[STATED GOAL] Make a verbatim copy of the entries below; pictures stay out.

[start]

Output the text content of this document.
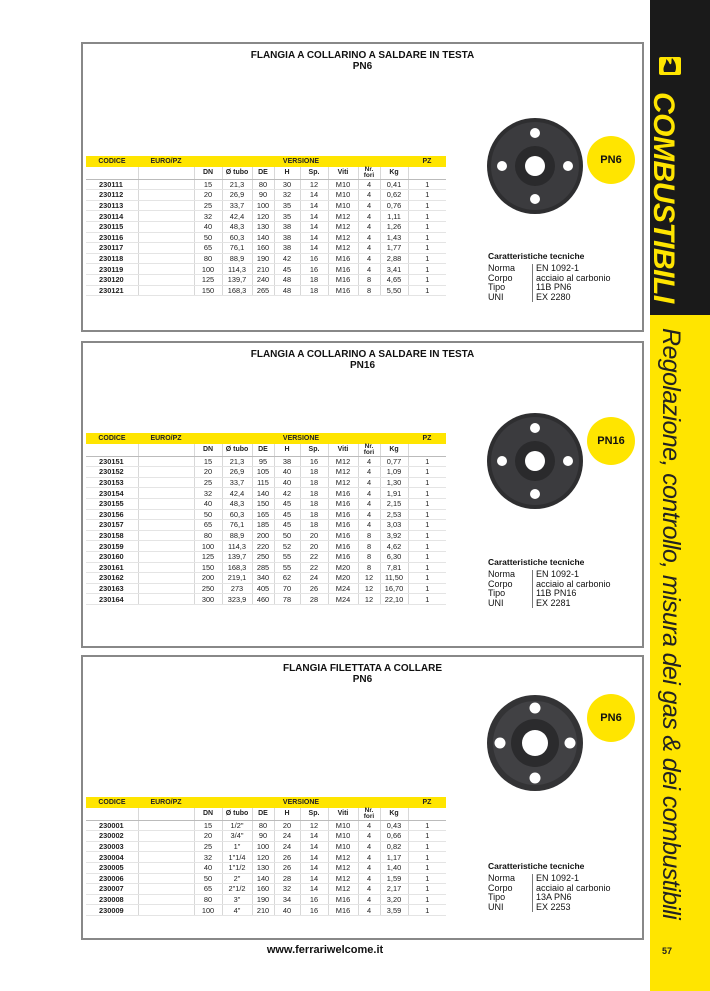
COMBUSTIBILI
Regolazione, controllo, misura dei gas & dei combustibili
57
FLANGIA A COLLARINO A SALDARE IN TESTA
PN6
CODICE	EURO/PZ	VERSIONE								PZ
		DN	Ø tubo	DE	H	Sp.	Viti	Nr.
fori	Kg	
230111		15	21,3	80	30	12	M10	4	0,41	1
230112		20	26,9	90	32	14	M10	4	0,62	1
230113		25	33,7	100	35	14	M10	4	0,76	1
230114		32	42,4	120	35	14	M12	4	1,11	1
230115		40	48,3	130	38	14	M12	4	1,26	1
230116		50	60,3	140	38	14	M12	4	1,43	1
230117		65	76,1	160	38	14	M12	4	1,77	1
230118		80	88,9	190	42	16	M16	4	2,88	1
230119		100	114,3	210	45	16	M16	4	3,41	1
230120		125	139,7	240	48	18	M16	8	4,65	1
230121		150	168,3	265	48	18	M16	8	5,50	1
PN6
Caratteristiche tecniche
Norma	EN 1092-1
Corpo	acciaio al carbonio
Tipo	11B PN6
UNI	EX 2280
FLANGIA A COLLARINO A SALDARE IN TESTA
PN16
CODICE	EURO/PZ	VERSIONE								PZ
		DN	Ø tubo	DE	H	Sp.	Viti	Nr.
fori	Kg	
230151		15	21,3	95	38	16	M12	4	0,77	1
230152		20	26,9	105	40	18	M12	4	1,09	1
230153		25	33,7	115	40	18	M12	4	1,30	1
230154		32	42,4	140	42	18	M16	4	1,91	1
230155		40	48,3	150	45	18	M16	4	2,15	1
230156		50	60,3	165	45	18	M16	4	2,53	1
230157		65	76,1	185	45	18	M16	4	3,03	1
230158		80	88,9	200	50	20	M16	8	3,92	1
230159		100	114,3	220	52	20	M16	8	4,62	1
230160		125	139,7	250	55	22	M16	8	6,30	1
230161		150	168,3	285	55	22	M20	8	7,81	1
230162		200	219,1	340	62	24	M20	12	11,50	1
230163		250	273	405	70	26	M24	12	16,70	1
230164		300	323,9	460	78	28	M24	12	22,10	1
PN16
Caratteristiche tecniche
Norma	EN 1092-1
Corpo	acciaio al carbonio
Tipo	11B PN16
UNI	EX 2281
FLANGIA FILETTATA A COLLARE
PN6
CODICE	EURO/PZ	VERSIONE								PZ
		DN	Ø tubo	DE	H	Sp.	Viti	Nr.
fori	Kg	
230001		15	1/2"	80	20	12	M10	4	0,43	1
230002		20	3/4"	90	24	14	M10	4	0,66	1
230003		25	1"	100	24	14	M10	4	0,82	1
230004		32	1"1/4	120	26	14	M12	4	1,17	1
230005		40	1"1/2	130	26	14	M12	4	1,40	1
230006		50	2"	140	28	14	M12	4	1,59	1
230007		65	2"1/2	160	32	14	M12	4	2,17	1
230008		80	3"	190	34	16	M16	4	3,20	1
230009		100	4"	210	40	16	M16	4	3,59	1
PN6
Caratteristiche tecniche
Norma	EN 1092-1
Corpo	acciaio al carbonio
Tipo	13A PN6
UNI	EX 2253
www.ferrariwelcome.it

[end]

[RESULT OF THE EXERCISE]
Output the text content of this document.
COMBUSTIBILI
Regolazione, controllo, misura dei gas & dei combustibili
57
FLANGIA A COLLARINO A SALDARE IN TESTA
PN6
CODICE	EURO/PZ	VERSIONE								PZ
		DN	Ø tubo	DE	H	Sp.	Viti	Nr.
fori	Kg	
230111		15	21,3	80	30	12	M10	4	0,41	1
230112		20	26,9	90	32	14	M10	4	0,62	1
230113		25	33,7	100	35	14	M10	4	0,76	1
230114		32	42,4	120	35	14	M12	4	1,11	1
230115		40	48,3	130	38	14	M12	4	1,26	1
230116		50	60,3	140	38	14	M12	4	1,43	1
230117		65	76,1	160	38	14	M12	4	1,77	1
230118		80	88,9	190	42	16	M16	4	2,88	1
230119		100	114,3	210	45	16	M16	4	3,41	1
230120		125	139,7	240	48	18	M16	8	4,65	1
230121		150	168,3	265	48	18	M16	8	5,50	1
PN6
Caratteristiche tecniche
Norma	EN 1092-1
Corpo	acciaio al carbonio
Tipo	11B PN6
UNI	EX 2280
FLANGIA A COLLARINO A SALDARE IN TESTA
PN16
CODICE	EURO/PZ	VERSIONE								PZ
		DN	Ø tubo	DE	H	Sp.	Viti	Nr.
fori	Kg	
230151		15	21,3	95	38	16	M12	4	0,77	1
230152		20	26,9	105	40	18	M12	4	1,09	1
230153		25	33,7	115	40	18	M12	4	1,30	1
230154		32	42,4	140	42	18	M16	4	1,91	1
230155		40	48,3	150	45	18	M16	4	2,15	1
230156		50	60,3	165	45	18	M16	4	2,53	1
230157		65	76,1	185	45	18	M16	4	3,03	1
230158		80	88,9	200	50	20	M16	8	3,92	1
230159		100	114,3	220	52	20	M16	8	4,62	1
230160		125	139,7	250	55	22	M16	8	6,30	1
230161		150	168,3	285	55	22	M20	8	7,81	1
230162		200	219,1	340	62	24	M20	12	11,50	1
230163		250	273	405	70	26	M24	12	16,70	1
230164		300	323,9	460	78	28	M24	12	22,10	1
PN16
Caratteristiche tecniche
Norma	EN 1092-1
Corpo	acciaio al carbonio
Tipo	11B PN16
UNI	EX 2281
FLANGIA FILETTATA A COLLARE
PN6
CODICE	EURO/PZ	VERSIONE								PZ
		DN	Ø tubo	DE	H	Sp.	Viti	Nr.
fori	Kg	
230001		15	1/2"	80	20	12	M10	4	0,43	1
230002		20	3/4"	90	24	14	M10	4	0,66	1
230003		25	1"	100	24	14	M10	4	0,82	1
230004		32	1"1/4	120	26	14	M12	4	1,17	1
230005		40	1"1/2	130	26	14	M12	4	1,40	1
230006		50	2"	140	28	14	M12	4	1,59	1
230007		65	2"1/2	160	32	14	M12	4	2,17	1
230008		80	3"	190	34	16	M16	4	3,20	1
230009		100	4"	210	40	16	M16	4	3,59	1
PN6
Caratteristiche tecniche
Norma	EN 1092-1
Corpo	acciaio al carbonio
Tipo	13A PN6
UNI	EX 2253
www.ferrariwelcome.it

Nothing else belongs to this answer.